◆ **WHAT THE TASK REQUIRES**: Please show every line in the entries below that includes the word "isozymes".

◆ **DATA SHOWN**:

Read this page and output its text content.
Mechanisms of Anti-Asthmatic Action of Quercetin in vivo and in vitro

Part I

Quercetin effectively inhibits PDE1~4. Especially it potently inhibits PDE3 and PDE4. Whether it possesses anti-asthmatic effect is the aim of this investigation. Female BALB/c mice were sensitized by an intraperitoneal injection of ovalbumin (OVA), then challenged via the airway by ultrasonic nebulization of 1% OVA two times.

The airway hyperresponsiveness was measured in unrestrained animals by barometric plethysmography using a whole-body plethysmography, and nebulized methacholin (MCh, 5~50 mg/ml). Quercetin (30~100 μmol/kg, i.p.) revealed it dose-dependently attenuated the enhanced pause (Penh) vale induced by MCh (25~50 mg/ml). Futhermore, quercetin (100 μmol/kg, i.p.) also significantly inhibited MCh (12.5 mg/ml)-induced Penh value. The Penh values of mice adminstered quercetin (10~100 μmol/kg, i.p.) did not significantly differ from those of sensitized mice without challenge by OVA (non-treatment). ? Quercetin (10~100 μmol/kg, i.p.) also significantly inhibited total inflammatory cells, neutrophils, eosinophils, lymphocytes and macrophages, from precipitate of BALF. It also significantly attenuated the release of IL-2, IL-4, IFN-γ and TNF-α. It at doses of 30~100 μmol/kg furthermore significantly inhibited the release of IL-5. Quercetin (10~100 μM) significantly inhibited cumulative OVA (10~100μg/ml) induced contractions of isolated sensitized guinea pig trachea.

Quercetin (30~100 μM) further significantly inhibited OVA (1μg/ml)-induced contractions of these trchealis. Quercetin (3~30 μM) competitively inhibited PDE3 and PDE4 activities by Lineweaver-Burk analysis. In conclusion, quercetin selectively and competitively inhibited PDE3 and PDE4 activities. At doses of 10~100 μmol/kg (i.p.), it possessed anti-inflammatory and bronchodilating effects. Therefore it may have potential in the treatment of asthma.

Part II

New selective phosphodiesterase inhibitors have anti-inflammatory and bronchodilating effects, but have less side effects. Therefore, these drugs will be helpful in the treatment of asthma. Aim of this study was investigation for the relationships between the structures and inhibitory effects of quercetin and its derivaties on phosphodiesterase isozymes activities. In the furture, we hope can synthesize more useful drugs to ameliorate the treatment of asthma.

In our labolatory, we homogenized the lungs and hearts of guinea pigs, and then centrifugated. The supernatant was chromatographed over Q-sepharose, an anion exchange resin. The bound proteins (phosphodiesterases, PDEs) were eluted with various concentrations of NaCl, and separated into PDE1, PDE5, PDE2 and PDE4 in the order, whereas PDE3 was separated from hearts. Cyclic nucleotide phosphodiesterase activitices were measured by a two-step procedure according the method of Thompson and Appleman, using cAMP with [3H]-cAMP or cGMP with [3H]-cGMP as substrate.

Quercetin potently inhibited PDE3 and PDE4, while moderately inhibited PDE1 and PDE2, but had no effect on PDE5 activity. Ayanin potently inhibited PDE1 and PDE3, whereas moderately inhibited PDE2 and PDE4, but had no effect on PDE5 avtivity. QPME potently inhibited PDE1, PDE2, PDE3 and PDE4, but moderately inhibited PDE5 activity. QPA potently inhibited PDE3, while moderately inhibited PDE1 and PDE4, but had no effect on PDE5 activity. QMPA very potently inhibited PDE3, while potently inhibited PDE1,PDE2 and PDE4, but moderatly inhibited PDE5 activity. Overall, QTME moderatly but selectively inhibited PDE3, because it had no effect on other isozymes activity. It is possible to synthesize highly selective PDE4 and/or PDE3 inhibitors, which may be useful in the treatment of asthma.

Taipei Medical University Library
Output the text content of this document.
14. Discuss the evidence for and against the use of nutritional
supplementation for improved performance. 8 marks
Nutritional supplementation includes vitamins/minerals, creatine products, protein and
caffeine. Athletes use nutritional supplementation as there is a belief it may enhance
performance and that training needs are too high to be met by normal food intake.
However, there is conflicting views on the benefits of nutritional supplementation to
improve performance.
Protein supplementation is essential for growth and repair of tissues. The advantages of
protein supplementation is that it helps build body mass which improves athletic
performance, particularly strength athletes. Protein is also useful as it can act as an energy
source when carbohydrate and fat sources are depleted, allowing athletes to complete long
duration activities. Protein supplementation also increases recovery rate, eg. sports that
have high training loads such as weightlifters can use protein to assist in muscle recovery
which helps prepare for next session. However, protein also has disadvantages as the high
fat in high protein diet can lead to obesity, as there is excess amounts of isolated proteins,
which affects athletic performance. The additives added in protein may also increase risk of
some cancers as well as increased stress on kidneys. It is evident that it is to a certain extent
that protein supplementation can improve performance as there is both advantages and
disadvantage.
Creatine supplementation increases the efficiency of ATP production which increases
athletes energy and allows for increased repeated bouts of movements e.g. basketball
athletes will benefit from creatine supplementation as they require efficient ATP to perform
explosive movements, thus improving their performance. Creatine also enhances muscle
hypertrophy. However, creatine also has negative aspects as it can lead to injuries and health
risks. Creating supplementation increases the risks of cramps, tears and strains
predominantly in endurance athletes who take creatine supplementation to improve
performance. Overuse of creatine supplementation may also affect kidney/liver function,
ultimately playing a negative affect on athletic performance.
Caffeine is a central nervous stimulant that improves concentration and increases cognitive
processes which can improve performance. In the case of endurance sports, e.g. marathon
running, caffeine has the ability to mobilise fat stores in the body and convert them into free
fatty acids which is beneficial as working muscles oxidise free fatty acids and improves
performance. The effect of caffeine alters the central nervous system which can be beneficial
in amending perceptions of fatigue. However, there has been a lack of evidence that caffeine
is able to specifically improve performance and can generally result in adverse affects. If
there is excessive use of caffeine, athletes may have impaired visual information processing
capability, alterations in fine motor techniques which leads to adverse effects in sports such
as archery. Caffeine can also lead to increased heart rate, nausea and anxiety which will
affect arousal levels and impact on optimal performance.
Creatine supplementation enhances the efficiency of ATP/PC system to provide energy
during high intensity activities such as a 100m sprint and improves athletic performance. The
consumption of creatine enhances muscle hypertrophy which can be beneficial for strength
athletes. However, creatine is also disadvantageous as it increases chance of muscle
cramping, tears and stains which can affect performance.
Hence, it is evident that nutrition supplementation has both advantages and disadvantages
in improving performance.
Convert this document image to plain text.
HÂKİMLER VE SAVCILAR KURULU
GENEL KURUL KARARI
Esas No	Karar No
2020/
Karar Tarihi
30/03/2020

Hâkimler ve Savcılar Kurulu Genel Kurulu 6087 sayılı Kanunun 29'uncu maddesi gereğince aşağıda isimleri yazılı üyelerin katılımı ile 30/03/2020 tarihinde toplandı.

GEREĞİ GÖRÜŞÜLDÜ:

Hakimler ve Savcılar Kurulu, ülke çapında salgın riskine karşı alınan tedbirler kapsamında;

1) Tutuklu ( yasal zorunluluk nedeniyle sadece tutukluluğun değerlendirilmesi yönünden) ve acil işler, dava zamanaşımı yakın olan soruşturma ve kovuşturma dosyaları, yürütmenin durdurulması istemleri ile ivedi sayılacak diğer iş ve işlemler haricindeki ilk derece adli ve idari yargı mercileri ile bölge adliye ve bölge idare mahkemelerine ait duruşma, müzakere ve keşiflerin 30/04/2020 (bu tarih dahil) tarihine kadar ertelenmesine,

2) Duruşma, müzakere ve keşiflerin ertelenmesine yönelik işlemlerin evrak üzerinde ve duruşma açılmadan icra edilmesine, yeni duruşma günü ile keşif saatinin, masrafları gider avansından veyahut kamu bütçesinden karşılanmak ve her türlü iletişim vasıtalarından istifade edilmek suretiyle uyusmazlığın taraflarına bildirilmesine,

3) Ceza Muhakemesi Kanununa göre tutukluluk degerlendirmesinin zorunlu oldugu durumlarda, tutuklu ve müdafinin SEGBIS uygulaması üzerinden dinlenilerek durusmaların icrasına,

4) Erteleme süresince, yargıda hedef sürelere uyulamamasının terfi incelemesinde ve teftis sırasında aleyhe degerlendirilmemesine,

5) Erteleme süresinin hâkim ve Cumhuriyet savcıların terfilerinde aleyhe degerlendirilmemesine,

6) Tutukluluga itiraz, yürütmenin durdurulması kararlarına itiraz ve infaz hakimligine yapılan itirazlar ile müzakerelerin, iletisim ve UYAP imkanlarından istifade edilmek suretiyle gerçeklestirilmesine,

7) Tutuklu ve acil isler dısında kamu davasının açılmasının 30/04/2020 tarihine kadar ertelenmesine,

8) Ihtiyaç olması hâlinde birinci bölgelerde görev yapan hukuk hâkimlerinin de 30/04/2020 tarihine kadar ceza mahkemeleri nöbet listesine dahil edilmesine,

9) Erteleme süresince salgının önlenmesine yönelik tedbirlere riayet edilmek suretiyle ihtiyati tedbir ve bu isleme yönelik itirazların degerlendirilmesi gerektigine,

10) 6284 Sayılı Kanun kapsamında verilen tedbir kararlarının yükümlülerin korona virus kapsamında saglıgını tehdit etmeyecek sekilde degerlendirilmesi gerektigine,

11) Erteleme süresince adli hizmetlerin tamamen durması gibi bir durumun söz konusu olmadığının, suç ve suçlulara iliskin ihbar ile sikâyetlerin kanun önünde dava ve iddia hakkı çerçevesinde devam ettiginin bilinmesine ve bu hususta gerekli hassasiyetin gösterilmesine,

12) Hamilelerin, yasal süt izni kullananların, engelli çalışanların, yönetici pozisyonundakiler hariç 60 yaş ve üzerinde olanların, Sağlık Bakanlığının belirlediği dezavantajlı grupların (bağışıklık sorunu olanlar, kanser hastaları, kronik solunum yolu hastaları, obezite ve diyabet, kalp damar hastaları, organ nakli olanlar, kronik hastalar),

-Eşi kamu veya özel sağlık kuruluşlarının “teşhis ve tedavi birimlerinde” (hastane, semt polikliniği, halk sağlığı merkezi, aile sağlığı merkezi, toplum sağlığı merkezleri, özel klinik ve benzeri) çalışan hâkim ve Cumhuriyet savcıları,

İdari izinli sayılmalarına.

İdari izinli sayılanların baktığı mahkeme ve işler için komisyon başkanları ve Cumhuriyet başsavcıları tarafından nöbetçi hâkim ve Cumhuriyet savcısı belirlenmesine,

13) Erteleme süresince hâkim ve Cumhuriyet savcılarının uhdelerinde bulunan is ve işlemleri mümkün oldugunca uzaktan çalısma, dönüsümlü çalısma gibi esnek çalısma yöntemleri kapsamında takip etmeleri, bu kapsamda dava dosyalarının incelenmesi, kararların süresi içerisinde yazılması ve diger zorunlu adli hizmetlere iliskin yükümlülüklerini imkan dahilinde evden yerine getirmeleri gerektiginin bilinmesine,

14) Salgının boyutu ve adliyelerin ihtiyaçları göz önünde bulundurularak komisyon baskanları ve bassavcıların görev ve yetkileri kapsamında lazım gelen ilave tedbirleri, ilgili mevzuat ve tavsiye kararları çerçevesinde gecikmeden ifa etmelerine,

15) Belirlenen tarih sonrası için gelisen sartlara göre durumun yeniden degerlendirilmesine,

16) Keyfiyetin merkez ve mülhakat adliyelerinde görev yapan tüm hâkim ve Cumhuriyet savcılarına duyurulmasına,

◆ **TASK RESULT**:
New selective phosphodiesterase inhibitors have anti-inflammatory and bronchodilating effects, but have less side effects. Therefore, these drugs will be helpful in the treatment of asthma. Aim of this study was investigation for the relationships between the structures and inhibitory effects of quercetin and its derivaties on phosphodiesterase isozymes activities. In the furture, we hope can synthesize more useful drugs to ameliorate the treatment of asthma.
Quercetin potently inhibited PDE3 and PDE4, while moderately inhibited PDE1 and PDE2, but had no effect on PDE5 activity. Ayanin potently inhibited PDE1 and PDE3, whereas moderately inhibited PDE2 and PDE4, but had no effect on PDE5 avtivity. QPME potently inhibited PDE1, PDE2, PDE3 and PDE4, but moderately inhibited PDE5 activity. QPA potently inhibited PDE3, while moderately inhibited PDE1 and PDE4, but had no effect on PDE5 activity. QMPA very potently inhibited PDE3, while potently inhibited PDE1,PDE2 and PDE4, but moderatly inhibited PDE5 activity. Overall, QTME moderatly but selectively inhibited PDE3, because it had no effect on other isozymes activity. It is possible to synthesize highly selective PDE4 and/or PDE3 inhibitors, which may be useful in the treatment of asthma.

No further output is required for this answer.